Textausschnitt
::::

Dem eigentlichen Katalog sind sieben Essays vorangestellt, die unter anderem der strukturellen Benachteiligung innerhalb der Branche und Wegen zu einer feministischen Stadtplanung gewidmet sind. Der räumliche Fokus der reich bebilderten Publikation liegt auf der Stadt Bremen. Zeitlich wird die Periode von 1945 bis heute behandelt. Wie der Titel vermuten lässt, sind sowohl der Ausstellung als auch dem Buch ein intersektionales Verständnis von Feminismus zugrunde gelegt. Diese Strömung will dafür sensibilisieren, dass Sexismus häufig mit weiteren Diskriminierungsformen wie etwa Rassismus oder Klassismus einhergeht und eine ganzheitliche Bekämpfung dieser Benachteiligungen erforderlich ist.


Schwarzer Rolli, Hornbrille

Scharfsinnig analysiert Karin Hartmann in ihrem „Plädoyer für einen Wandel in der Planungskultur“ den Status Quo des Berufsfeldes. Der Titel des Buches ist eine Anspielung an die vermeidlichen Helden der Architektur: die sogenannten „Meister“ der Moderne. Bilden diese Vorbilder die heutige Welt noch ab? Wer hat eine Stimme und wer darf sprechen? Was ist relevant und wer entscheidet darüber? Mit diesen Fragen beschäftigt sich die Autorin. Dabei geht es ihr nicht nur darum, neue Perspektiven zu eröffnen, sondern auch alte Narrative zu korrigieren.

Obwohl seit über 15 Jahren mehr Frauen als Männer das Studium der Architektur abschließen, steigen sie seltener beruflich auf und bleiben tendenziell häufiger in weisungsgebundenen Positionen, als ihre männlichen Kollegen. Viele Frauen schlagen im Laufe ihrer Karriere andere Wege ein. Verdrängungsmechanismen, die derartige Entwicklungen nach sich ziehen, nimmt Hartmann in kurzen Essays genauestens unter die Lupe. Abschließend gibt die Autorin den Leser*innen zentrale Grundbegriffe intersektionaler Ansätze in Form eines Glossars an die Hand, mit deren Hilfe strukturelle Missstände benennbar werden.

::::

(Erfasste Daten)

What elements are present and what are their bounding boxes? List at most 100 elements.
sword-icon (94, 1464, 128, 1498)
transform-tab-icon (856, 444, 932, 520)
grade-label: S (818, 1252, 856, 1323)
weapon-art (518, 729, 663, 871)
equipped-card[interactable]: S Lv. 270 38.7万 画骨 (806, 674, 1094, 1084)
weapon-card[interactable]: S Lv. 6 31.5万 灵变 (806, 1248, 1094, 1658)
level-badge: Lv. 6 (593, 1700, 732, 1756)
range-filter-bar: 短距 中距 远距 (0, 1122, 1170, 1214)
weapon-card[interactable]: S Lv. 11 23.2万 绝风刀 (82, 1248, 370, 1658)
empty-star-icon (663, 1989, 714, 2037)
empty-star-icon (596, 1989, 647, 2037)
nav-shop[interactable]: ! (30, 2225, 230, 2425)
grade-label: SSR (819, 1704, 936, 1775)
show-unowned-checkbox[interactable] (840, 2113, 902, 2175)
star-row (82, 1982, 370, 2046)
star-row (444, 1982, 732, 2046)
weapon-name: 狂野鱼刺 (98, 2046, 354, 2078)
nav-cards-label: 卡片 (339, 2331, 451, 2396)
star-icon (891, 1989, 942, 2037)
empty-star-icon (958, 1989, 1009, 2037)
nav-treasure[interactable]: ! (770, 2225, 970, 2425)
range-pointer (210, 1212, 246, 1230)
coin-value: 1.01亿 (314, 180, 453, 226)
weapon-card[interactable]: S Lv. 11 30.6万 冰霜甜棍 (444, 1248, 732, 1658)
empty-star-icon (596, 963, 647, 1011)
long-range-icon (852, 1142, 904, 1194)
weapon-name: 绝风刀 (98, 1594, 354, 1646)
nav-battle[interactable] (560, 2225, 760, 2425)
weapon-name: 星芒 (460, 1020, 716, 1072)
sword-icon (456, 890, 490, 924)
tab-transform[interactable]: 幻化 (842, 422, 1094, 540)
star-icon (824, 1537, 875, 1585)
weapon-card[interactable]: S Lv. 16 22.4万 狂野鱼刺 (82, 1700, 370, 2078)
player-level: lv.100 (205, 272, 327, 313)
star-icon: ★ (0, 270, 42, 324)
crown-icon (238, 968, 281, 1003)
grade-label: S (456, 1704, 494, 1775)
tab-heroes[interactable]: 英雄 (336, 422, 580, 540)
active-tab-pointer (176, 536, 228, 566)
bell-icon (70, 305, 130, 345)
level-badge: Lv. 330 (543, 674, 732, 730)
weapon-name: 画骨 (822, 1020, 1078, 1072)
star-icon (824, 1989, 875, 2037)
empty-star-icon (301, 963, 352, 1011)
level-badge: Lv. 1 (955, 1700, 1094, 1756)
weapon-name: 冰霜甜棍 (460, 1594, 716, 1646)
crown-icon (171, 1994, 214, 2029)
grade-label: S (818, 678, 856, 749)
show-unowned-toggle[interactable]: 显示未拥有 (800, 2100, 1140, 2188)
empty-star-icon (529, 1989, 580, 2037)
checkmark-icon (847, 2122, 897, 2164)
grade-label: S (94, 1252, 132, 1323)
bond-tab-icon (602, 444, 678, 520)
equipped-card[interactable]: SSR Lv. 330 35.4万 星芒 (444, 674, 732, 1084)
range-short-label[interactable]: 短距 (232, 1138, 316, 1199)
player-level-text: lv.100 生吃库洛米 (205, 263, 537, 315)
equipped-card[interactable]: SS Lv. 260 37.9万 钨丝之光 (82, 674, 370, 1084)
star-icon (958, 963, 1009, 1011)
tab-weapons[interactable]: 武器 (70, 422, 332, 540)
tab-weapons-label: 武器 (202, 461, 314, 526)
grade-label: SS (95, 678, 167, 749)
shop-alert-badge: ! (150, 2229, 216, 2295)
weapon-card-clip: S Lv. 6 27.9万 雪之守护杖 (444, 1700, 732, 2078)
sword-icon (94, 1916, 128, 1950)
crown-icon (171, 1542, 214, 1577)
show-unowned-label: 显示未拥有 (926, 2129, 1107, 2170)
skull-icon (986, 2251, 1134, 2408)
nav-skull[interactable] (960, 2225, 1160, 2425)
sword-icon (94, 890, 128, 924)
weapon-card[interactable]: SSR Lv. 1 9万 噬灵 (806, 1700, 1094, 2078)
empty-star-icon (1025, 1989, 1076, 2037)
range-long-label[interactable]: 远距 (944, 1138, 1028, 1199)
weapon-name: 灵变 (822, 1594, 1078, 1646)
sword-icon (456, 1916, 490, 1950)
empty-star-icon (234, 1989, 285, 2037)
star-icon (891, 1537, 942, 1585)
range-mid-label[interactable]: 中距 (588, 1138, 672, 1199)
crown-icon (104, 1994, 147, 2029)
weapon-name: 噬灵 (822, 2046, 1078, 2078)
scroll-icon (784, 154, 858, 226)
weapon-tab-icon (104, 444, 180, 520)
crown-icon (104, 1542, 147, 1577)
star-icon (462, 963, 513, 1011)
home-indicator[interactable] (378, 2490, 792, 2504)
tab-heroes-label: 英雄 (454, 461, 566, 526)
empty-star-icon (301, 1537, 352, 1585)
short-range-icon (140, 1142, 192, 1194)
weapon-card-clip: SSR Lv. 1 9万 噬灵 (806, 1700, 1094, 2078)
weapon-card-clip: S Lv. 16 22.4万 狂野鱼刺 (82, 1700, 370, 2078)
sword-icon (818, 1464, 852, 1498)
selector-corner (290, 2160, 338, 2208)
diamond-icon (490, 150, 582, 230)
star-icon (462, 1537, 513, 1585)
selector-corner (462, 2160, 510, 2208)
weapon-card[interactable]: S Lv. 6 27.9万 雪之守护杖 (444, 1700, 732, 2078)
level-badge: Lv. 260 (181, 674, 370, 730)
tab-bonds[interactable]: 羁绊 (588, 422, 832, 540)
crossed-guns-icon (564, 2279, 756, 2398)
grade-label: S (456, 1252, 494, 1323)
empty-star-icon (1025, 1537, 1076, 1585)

::::

Aufgabe A
Stimmen die folgenden Aussagen mit dem Textausschnitt überein? Beantworte jede mit Ja oder Nein und zitiere die entscheidenden Worte wörtlich: (i) Der räumliche Schwerpunkt der Publikation liegt auf Hamburg. (ii) Seit mehr als 15 Jahren schließen mehr Frauen als Männer ein Architekturstudium ab. (iii) Am Ende bietet Hartmann ein Glossar mit Grundbegriffen intersektionaler Ansätze.
Aufgabe B
Fasse den Absatz des Textausschnitts, der mit „Obwohl seit über 15 Jahren“ beginnt, als kurze Liste mit seinen wichtigsten Fakten zusammen.
Aufgabe C
Gib einen Teil des Textausschnitts wörtlich wieder: Beginne bei den Worten „Dem eigentlichen Katalog“ und höre nach den Worten „Benachteiligungen erforderlich ist.“ auf.
Die Zeilen stammen aus einer anderen Quelle als der Textausschnitt.

Ergebnis A
(i) Nein: „Der räumliche Fokus der reich bebilderten Publikation liegt auf der Stadt Bremen.“
(ii) Ja: „Obwohl seit über 15 Jahren mehr Frauen als Männer das Studium der Architektur abschließen“
(iii) Ja: „Abschließend gibt die Autorin den Leser*innen zentrale Grundbegriffe intersektionaler Ansätze in Form eines Glossars an die Hand“

Ergebnis B
- Seit über 15 Jahren schließen mehr Frauen als Männer das Architekturstudium ab.
- Trotzdem steigen Frauen seltener beruflich auf und bleiben häufiger in weisungsgebundenen Positionen.
- Viele Frauen schlagen im Laufe ihrer Karriere andere Wege ein.
- Hartmann untersucht in kurzen Essays die Verdrängungsmechanismen dahinter.
- Zum Schluss liefert sie ein Glossar mit Grundbegriffen intersektionaler Ansätze, mit denen sich strukturelle Missstände benennen lassen.

Ergebnis C
Dem eigentlichen Katalog sind sieben Essays vorangestellt, die unter anderem der strukturellen Benachteiligung innerhalb der Branche und Wegen zu einer feministischen Stadtplanung gewidmet sind. Der räumliche Fokus der reich bebilderten Publikation liegt auf der Stadt Bremen. Zeitlich wird die Periode von 1945 bis heute behandelt. Wie der Titel vermuten lässt, sind sowohl der Ausstellung als auch dem Buch ein intersektionales Verständnis von Feminismus zugrunde gelegt. Diese Strömung will dafür sensibilisieren, dass Sexismus häufig mit weiteren Diskriminierungsformen wie etwa Rassismus oder Klassismus einhergeht und eine ganzheitliche Bekämpfung dieser Benachteiligungen erforderlich ist.